Recorded data:
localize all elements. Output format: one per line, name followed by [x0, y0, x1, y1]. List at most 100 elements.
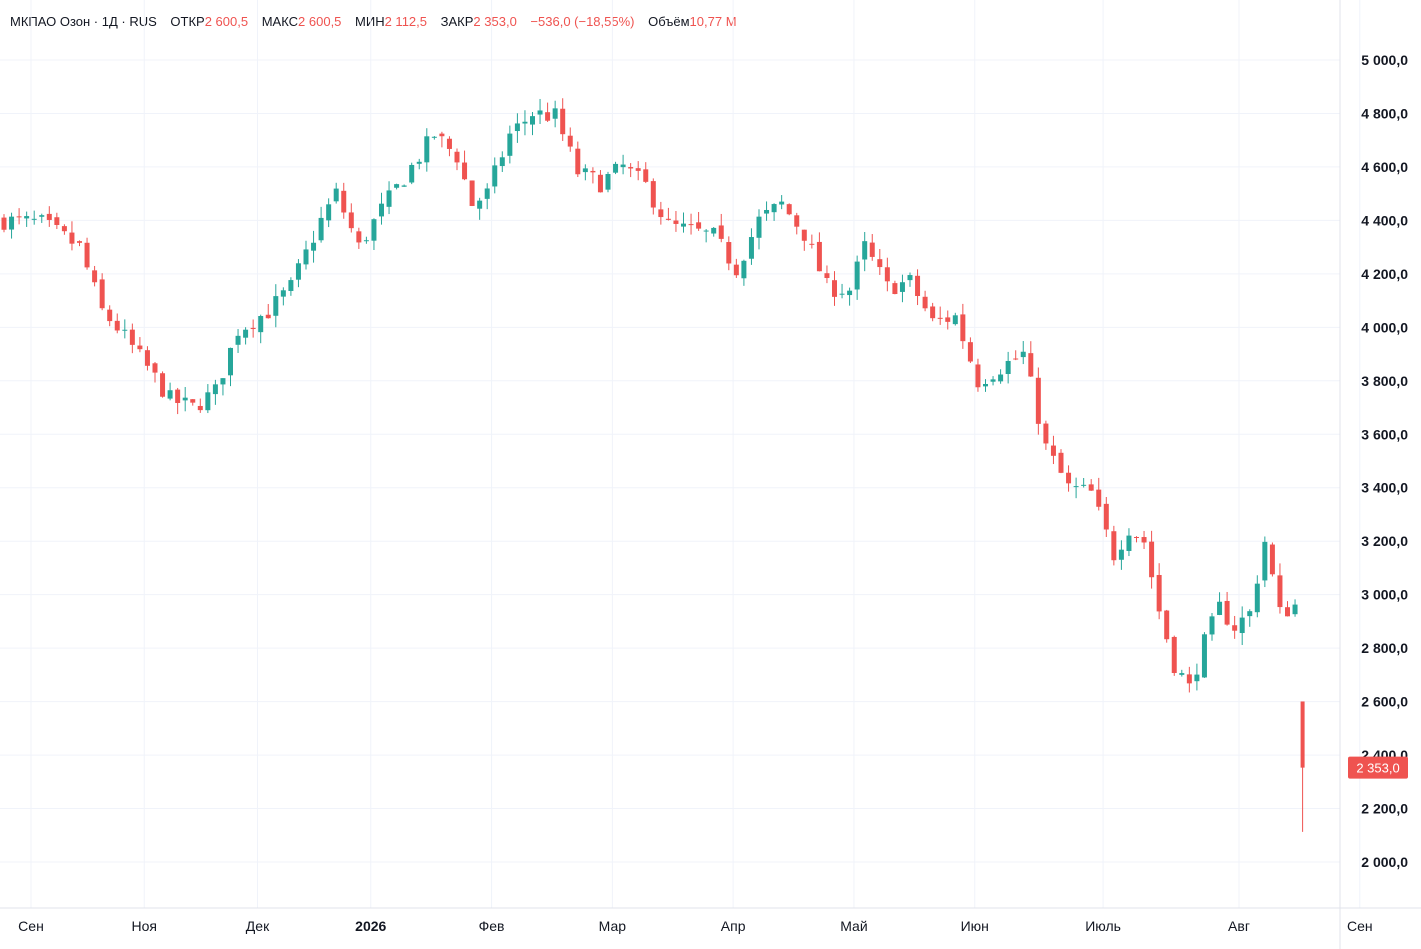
- last-price-tag: [1348, 756, 1408, 779]
- y-tick-label: 4 800,0: [1361, 105, 1408, 121]
- candle-body: [658, 209, 664, 218]
- candle-body: [499, 157, 505, 167]
- candle-body: [1081, 484, 1087, 486]
- candle-body: [1201, 634, 1207, 678]
- candle-body: [832, 280, 837, 297]
- candle-body: [220, 378, 226, 385]
- y-tick-label: 2 600,0: [1361, 694, 1408, 710]
- close-value: 2 353,0: [473, 14, 517, 29]
- candle-body: [265, 314, 271, 319]
- candle-body: [620, 164, 626, 168]
- candle-body: [643, 169, 649, 182]
- candle-body: [363, 240, 369, 242]
- candle-body: [613, 163, 619, 173]
- candle-body: [1262, 541, 1268, 581]
- x-tick-label: Июн: [961, 918, 989, 934]
- candle-body: [1096, 489, 1102, 507]
- x-tick-label: Ноя: [132, 918, 157, 934]
- high-value: 2 600,5: [298, 14, 342, 29]
- candle-body: [152, 363, 158, 373]
- candle-body: [537, 110, 543, 115]
- candle-body: [854, 261, 860, 290]
- low-value: 2 112,5: [384, 14, 428, 29]
- candle-body: [1209, 616, 1215, 635]
- candle-body: [567, 135, 573, 147]
- x-tick-label: Апр: [721, 918, 746, 934]
- candle-body: [1126, 535, 1132, 551]
- candle-body: [1292, 604, 1298, 615]
- y-tick-label: 4 000,0: [1361, 319, 1408, 335]
- open-label: ОТКР: [170, 14, 205, 29]
- candle-body: [92, 270, 98, 283]
- candle-body: [1164, 610, 1170, 640]
- candle-body: [545, 112, 551, 121]
- candle-body: [454, 151, 460, 163]
- candle-body: [401, 185, 407, 187]
- x-tick-label: Июль: [1085, 918, 1121, 934]
- candle-body: [326, 204, 332, 221]
- candle-body: [688, 224, 694, 226]
- change-value: −536,0 (−18,55%): [530, 14, 635, 29]
- candle-body: [1020, 351, 1026, 358]
- candle-body: [379, 203, 384, 217]
- candle-body: [205, 392, 211, 411]
- candle-body: [1050, 445, 1056, 456]
- candle-body: [99, 279, 105, 309]
- candle-body: [61, 226, 67, 232]
- x-tick-label: 2026: [355, 918, 386, 934]
- candle-body: [492, 165, 498, 187]
- candle-body: [107, 309, 113, 322]
- candle-body: [129, 329, 135, 345]
- candle-body: [892, 283, 898, 295]
- candle-body: [635, 168, 641, 171]
- candle-body: [16, 216, 22, 218]
- candle-body: [273, 296, 279, 316]
- candle-body: [847, 290, 853, 296]
- candle-body: [801, 229, 807, 241]
- candle-body: [288, 280, 294, 291]
- candle-body: [794, 215, 800, 227]
- candle-body: [439, 133, 445, 137]
- candle-body: [1300, 701, 1305, 768]
- candle-body: [1066, 472, 1072, 484]
- candle-body: [869, 242, 875, 257]
- candle-body: [597, 174, 603, 193]
- candle-body: [967, 342, 973, 362]
- symbol-label[interactable]: МКПАО Озон · 1Д · RUS: [10, 14, 157, 29]
- candle-body: [922, 296, 928, 309]
- candle-body: [590, 170, 596, 173]
- candle-body: [1239, 617, 1245, 634]
- x-tick-label: Сен: [18, 918, 44, 934]
- candle-body: [122, 329, 128, 331]
- candle-body: [605, 174, 611, 190]
- candle-body: [295, 263, 301, 280]
- candle-body: [945, 317, 951, 322]
- candle-body: [1013, 358, 1019, 360]
- candle-body: [839, 293, 845, 295]
- candle-body: [1179, 673, 1185, 675]
- candle-body: [333, 188, 339, 202]
- candle-body: [930, 306, 936, 319]
- candle-body: [1118, 549, 1124, 560]
- candle-body: [998, 374, 1004, 382]
- candle-body: [356, 231, 362, 243]
- candle-body: [1035, 377, 1041, 424]
- candle-body: [733, 264, 739, 276]
- candle-body: [477, 200, 483, 209]
- candle-body: [1247, 611, 1253, 617]
- candle-body: [1134, 537, 1139, 539]
- y-tick-label: 3 800,0: [1361, 373, 1408, 389]
- candle-body: [530, 116, 535, 125]
- candle-body: [741, 260, 747, 279]
- candle-body: [1186, 674, 1192, 684]
- candle-body: [1005, 360, 1011, 374]
- candle-body: [235, 335, 241, 345]
- candle-body: [144, 350, 150, 366]
- y-tick-label: 2 800,0: [1361, 640, 1408, 656]
- candle-body: [748, 237, 754, 259]
- time-axis[interactable]: Сен Ноя Дек 2026 Фев Мар Апр Май Июн Июль Авг Сен: [18, 918, 1372, 934]
- price-axis[interactable]: 2 000,02 200,02 400,02 600,02 800,03 000…: [1348, 52, 1408, 870]
- candle-body: [46, 213, 52, 220]
- volume-value: 10,77 M: [689, 14, 737, 29]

What needs to be done: Copy all of the records above line for line, with nothing changed, and leave out the pictures.

Result for this exercise:
localize all elements. Output format: one per line, name followed by [x0, y0, x1, y1]. List at most 100 elements.
- last-price-tag: [1348, 756, 1408, 779]
- y-tick-label: 4 800,0: [1361, 105, 1408, 121]
- candle-body: [658, 209, 664, 218]
- candle-body: [499, 157, 505, 167]
- candle-body: [1081, 484, 1087, 486]
- candle-body: [1201, 634, 1207, 678]
- candle-body: [832, 280, 837, 297]
- candle-body: [220, 378, 226, 385]
- y-tick-label: 2 600,0: [1361, 694, 1408, 710]
- close-value: 2 353,0: [473, 14, 517, 29]
- candle-body: [265, 314, 271, 319]
- candle-body: [620, 164, 626, 168]
- candle-body: [643, 169, 649, 182]
- candle-body: [363, 240, 369, 242]
- candle-body: [613, 163, 619, 173]
- candle-body: [1262, 541, 1268, 581]
- x-tick-label: Июн: [961, 918, 989, 934]
- candle-body: [1096, 489, 1102, 507]
- x-tick-label: Ноя: [132, 918, 157, 934]
- high-value: 2 600,5: [298, 14, 342, 29]
- candle-body: [152, 363, 158, 373]
- candle-body: [537, 110, 543, 115]
- candle-body: [854, 261, 860, 290]
- low-value: 2 112,5: [384, 14, 428, 29]
- candle-body: [1209, 616, 1215, 635]
- candle-body: [567, 135, 573, 147]
- x-tick-label: Апр: [721, 918, 746, 934]
- candle-body: [1126, 535, 1132, 551]
- candle-body: [1292, 604, 1298, 615]
- y-tick-label: 4 000,0: [1361, 319, 1408, 335]
- open-label: ОТКР: [170, 14, 205, 29]
- candle-body: [92, 270, 98, 283]
- candle-body: [1164, 610, 1170, 640]
- candle-body: [545, 112, 551, 121]
- candle-body: [454, 151, 460, 163]
- candle-body: [401, 185, 407, 187]
- x-tick-label: Июль: [1085, 918, 1121, 934]
- candle-body: [326, 204, 332, 221]
- candle-body: [688, 224, 694, 226]
- change-value: −536,0 (−18,55%): [530, 14, 635, 29]
- candle-body: [1020, 351, 1026, 358]
- candle-body: [379, 203, 384, 217]
- candle-body: [205, 392, 211, 411]
- candle-body: [1050, 445, 1056, 456]
- candle-body: [99, 279, 105, 309]
- candle-body: [61, 226, 67, 232]
- x-tick-label: 2026: [355, 918, 386, 934]
- candle-body: [492, 165, 498, 187]
- candle-body: [107, 309, 113, 322]
- candle-body: [129, 329, 135, 345]
- candle-body: [892, 283, 898, 295]
- candle-body: [635, 168, 641, 171]
- candle-body: [16, 216, 22, 218]
- candle-body: [273, 296, 279, 316]
- candle-body: [847, 290, 853, 296]
- candle-body: [801, 229, 807, 241]
- candle-body: [288, 280, 294, 291]
- candle-body: [794, 215, 800, 227]
- candle-body: [439, 133, 445, 137]
- candle-body: [1300, 701, 1305, 768]
- candle-body: [1066, 472, 1072, 484]
- candle-body: [869, 242, 875, 257]
- candle-body: [597, 174, 603, 193]
- candle-body: [967, 342, 973, 362]
- symbol-label[interactable]: МКПАО Озон · 1Д · RUS: [10, 14, 157, 29]
- candle-body: [922, 296, 928, 309]
- candle-body: [590, 170, 596, 173]
- candle-body: [1239, 617, 1245, 634]
- x-tick-label: Сен: [18, 918, 44, 934]
- candle-body: [122, 329, 128, 331]
- candle-body: [605, 174, 611, 190]
- candle-body: [295, 263, 301, 280]
- candle-body: [945, 317, 951, 322]
- candle-body: [1013, 358, 1019, 360]
- candle-body: [839, 293, 845, 295]
- candle-body: [1179, 673, 1185, 675]
- candle-body: [333, 188, 339, 202]
- candle-body: [930, 306, 936, 319]
- candle-body: [1118, 549, 1124, 560]
- candle-body: [998, 374, 1004, 382]
- candle-body: [356, 231, 362, 243]
- candle-body: [1035, 377, 1041, 424]
- candle-body: [733, 264, 739, 276]
- candle-body: [477, 200, 483, 209]
- candle-body: [1247, 611, 1253, 617]
- candle-body: [1134, 537, 1139, 539]
- y-tick-label: 3 800,0: [1361, 373, 1408, 389]
- candle-body: [530, 116, 535, 125]
- candle-body: [741, 260, 747, 279]
- candle-body: [1186, 674, 1192, 684]
- candle-body: [1005, 360, 1011, 374]
- candle-body: [235, 335, 241, 345]
- candle-body: [144, 350, 150, 366]
- y-tick-label: 2 800,0: [1361, 640, 1408, 656]
- candle-body: [748, 237, 754, 259]
- time-axis[interactable]: Сен Ноя Дек 2026 Фев Мар Апр Май Июн Июль Авг Сен: [18, 918, 1372, 934]
- price-axis[interactable]: 2 000,02 200,02 400,02 600,02 800,03 000…: [1348, 52, 1408, 870]
- candle-body: [46, 213, 52, 220]
- volume-value: 10,77 M: [689, 14, 737, 29]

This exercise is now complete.